** Instructions to follow **
Copy out the stretch of the Teach For America article from "In exchange for" through "students and classrooms.", word for word.

** START Source **

Co-authored by Beth Sondel
Celebrating its 25th anniversary this past weekend, Teach For America (TFA) marked a milestone. Over the past 25 years, the organization has not only expanded, but also shifted their mission and approach. With seemingly good, albeit naive and arrogant, intentions, TFA originated as a solution to the national teacher shortage by recruiting college graduates from "elite universities" to serve as supplemental faculty in hard to staff districts. Founder Wendy Kopp claimed that TFA "would bill itself as an emergency response to a shortage of experienced, qualified teachers and would therefore not be telling the nation that its inexperienced members were preferable to, or as qualified as, experienced teachers." Fully departing from that description, TFA now claims that their corps members are superior to traditionally trained teachers and the organization has effectively changed its mission to "enlist, develop, and mobilize as many as possible of our nation's most promising future leaders to grow and strengthen the movement for educational equity and excellence."
Over the last quarter-century, TFA has been taken to task, for example, for their; inadequate training, demographics of corps members, connection to charter schools and corporate philanthropists, development of leaders with a market-oriented "brand" of education reform, attempts to undercut unions, and their general arrogance and hubris in ignoring those critiques.
Corps members do not have special contracts with school districts. They apply for open jobs, and they go through the same interview and hiring process as any candidate. Our approach is to bring the best possible people into the field, but no one is obligated to hire our teachers.
Until now, this issue has been an anecdotal back-and-forth and had not been addressed empirically - until now.
In a peer-reviewed study out this week - as part of a special issue examining TFA - we, along with our co-authors, provide the first empirical analysis of TFA contracts and the implications they have on hiring processes. To do this, we collected and analyzed 49 Memorandum of Understanding (MOUs) between TFA and school districts across five geographic regions (Atlanta, Chicago, New York City, Eastern North Carolina, and New Orleans).
Ultimately, we found that TFA's claims about their hiring processes are decidedly false. Instead, across these MOUs (that is, the special contracts that TFA claim don't exist), it was stipulated that local districts reserve and protect positions for TFA corps members; do not limit TFA corps members to "critical" or "shortage" areas; reserve and protect positions for corps members in charter schools; and create pathways towards leadership for TFA corps members.
For example, it was often the case that language like the following outlined the obligation to hire corps members:
Although [TFA] will work in good faith with [the] school district to provide teachers who meet specific grade level, subject matter or other criteria specified by [the] school district, [the] school district shall hire every qualified teacher made available by TFA pursuant to this agreement whether or not such teacher meets such specific criteria.
In exchange for corps members, MOUs stipulate that districts be held responsible for paying a 'finders fee' to TFA for each corps member for each of the two years (usually between $3,000-$5,000). This money is non-refundable even if the corps member is determined unfit once in the classroom - or if they quit before they've completed their two-year commitment. In Atlanta alone, districts have paid approximately $10,251,240 in just finder's fees to TFA since 2000 - money that goes straight to TFA rather than students and classrooms.

** END Source **
** START Material supplied **

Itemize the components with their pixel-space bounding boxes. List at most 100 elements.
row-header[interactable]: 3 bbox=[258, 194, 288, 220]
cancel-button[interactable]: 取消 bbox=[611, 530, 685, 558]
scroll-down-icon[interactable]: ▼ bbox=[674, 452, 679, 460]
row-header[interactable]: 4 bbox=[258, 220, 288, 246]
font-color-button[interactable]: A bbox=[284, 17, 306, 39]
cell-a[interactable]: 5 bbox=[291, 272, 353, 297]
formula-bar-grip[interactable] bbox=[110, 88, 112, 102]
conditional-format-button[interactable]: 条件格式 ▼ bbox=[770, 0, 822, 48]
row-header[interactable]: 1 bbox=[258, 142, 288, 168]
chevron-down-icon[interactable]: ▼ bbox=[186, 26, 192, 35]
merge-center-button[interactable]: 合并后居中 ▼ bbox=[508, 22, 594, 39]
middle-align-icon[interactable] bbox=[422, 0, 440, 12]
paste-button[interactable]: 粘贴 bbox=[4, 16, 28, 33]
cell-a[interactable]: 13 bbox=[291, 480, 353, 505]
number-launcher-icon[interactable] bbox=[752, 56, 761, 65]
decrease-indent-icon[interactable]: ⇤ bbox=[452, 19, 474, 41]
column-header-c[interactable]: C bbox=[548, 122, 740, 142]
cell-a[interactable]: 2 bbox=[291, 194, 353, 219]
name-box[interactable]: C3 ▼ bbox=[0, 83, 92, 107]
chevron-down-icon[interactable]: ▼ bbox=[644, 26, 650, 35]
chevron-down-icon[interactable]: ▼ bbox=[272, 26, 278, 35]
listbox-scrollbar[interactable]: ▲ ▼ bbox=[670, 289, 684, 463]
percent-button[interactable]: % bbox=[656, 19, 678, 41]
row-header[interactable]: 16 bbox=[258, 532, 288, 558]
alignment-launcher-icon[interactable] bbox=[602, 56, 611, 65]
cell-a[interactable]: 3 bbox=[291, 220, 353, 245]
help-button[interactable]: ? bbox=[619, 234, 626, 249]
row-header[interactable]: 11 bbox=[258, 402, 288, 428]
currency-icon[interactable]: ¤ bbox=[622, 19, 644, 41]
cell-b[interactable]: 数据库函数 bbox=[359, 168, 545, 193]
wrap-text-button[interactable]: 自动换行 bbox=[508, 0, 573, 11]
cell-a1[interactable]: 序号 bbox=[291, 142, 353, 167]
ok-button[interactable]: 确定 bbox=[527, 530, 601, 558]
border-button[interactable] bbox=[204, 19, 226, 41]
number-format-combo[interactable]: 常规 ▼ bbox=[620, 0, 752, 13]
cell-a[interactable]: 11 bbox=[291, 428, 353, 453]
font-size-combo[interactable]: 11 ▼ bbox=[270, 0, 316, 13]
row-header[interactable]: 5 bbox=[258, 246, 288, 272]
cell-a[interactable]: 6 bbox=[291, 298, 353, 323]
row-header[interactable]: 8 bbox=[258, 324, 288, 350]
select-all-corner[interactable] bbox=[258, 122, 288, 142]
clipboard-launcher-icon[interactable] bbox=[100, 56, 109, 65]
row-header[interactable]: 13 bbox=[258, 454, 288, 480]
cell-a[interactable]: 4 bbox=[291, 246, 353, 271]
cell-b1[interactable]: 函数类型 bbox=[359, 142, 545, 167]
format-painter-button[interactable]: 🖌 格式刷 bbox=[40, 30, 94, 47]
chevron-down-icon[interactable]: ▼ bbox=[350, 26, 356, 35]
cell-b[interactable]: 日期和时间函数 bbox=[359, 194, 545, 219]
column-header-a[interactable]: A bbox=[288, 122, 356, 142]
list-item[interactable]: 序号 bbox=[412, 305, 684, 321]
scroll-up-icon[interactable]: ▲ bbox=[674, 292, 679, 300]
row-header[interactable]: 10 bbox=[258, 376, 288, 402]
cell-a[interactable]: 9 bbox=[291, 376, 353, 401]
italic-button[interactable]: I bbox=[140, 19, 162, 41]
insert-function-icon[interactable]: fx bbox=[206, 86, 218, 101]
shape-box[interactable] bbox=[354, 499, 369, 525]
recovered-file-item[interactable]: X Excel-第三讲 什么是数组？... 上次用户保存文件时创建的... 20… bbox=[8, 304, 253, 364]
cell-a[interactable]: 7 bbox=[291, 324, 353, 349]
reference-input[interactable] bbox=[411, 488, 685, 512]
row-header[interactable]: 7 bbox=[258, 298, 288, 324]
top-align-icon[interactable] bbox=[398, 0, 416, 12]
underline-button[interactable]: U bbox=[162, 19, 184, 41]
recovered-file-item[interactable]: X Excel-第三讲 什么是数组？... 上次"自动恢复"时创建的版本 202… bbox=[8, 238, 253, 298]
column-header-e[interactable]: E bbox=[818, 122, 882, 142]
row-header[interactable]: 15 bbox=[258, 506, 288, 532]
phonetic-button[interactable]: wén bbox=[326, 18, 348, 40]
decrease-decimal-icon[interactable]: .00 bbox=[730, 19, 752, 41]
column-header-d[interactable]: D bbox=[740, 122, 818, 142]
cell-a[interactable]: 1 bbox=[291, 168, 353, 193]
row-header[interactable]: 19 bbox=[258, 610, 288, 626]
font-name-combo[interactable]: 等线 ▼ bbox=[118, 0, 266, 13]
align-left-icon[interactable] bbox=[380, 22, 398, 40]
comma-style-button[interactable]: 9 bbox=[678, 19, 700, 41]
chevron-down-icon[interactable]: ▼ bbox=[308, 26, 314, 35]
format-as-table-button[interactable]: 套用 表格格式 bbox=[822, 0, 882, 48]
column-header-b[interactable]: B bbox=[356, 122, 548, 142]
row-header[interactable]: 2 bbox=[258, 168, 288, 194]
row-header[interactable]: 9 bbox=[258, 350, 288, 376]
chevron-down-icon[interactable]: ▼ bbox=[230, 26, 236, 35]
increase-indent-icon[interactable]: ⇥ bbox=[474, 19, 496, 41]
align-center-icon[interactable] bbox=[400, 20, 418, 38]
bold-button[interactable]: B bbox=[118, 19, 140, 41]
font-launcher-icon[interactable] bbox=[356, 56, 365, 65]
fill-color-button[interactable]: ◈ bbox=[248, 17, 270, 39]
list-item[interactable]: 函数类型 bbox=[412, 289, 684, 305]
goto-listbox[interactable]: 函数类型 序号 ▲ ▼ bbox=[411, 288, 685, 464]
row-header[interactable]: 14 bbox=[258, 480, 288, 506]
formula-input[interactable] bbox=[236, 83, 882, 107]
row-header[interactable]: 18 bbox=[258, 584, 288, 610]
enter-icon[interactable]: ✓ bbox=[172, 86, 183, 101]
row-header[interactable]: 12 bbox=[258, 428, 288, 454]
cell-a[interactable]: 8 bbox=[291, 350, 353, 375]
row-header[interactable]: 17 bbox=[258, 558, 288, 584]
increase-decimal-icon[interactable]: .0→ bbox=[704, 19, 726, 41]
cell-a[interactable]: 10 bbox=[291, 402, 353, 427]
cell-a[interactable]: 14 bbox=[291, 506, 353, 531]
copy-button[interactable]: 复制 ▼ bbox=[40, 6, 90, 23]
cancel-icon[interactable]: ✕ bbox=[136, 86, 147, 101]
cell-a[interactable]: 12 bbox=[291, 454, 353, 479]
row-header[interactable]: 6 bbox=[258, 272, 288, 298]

** END Material supplied **

** Answer to this exercise **
In exchange for corps members, MOUs stipulate that districts be held responsible for paying a 'finders fee' to TFA for each corps member for each of the two years (usually between $3,000-$5,000). This money is non-refundable even if the corps member is determined unfit once in the classroom - or if they quit before they've completed their two-year commitment. In Atlanta alone, districts have paid approximately $10,251,240 in just finder's fees to TFA since 2000 - money that goes straight to TFA rather than students and classrooms.